* start Given data *

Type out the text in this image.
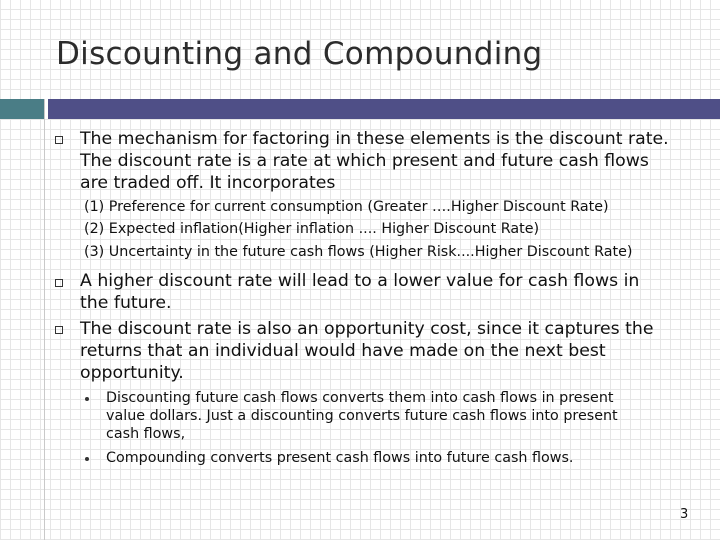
Discounting and Compounding
The mechanism for factoring in these elements is the discount rate.
The discount rate is a rate at which present and future cash flows
are traded off. It incorporates
(1) Preference for current consumption (Greater ….Higher Discount Rate)
(2) Expected inflation(Higher inflation .... Higher Discount Rate)
(3) Uncertainty in the future cash flows (Higher Risk....Higher Discount Rate)
A higher discount rate will lead to a lower value for cash flows in
the future.
The discount rate is also an opportunity cost, since it captures the
returns that an individual would have made on the next best
opportunity.
Discounting future cash flows converts them into cash flows in present
value dollars. Just a discounting converts future cash flows into present
cash flows,
Compounding converts present cash flows into future cash flows.
3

* end Given data *

Aim
Repeat the material above in full and exactly, omitting the pictures.

Task response
Type out the text in this image.
Discounting and Compounding
The mechanism for factoring in these elements is the discount rate.
The discount rate is a rate at which present and future cash flows
are traded off. It incorporates
(1) Preference for current consumption (Greater ….Higher Discount Rate)
(2) Expected inflation(Higher inflation .... Higher Discount Rate)
(3) Uncertainty in the future cash flows (Higher Risk....Higher Discount Rate)
A higher discount rate will lead to a lower value for cash flows in
the future.
The discount rate is also an opportunity cost, since it captures the
returns that an individual would have made on the next best
opportunity.
Discounting future cash flows converts them into cash flows in present
value dollars. Just a discounting converts future cash flows into present
cash flows,
Compounding converts present cash flows into future cash flows.
3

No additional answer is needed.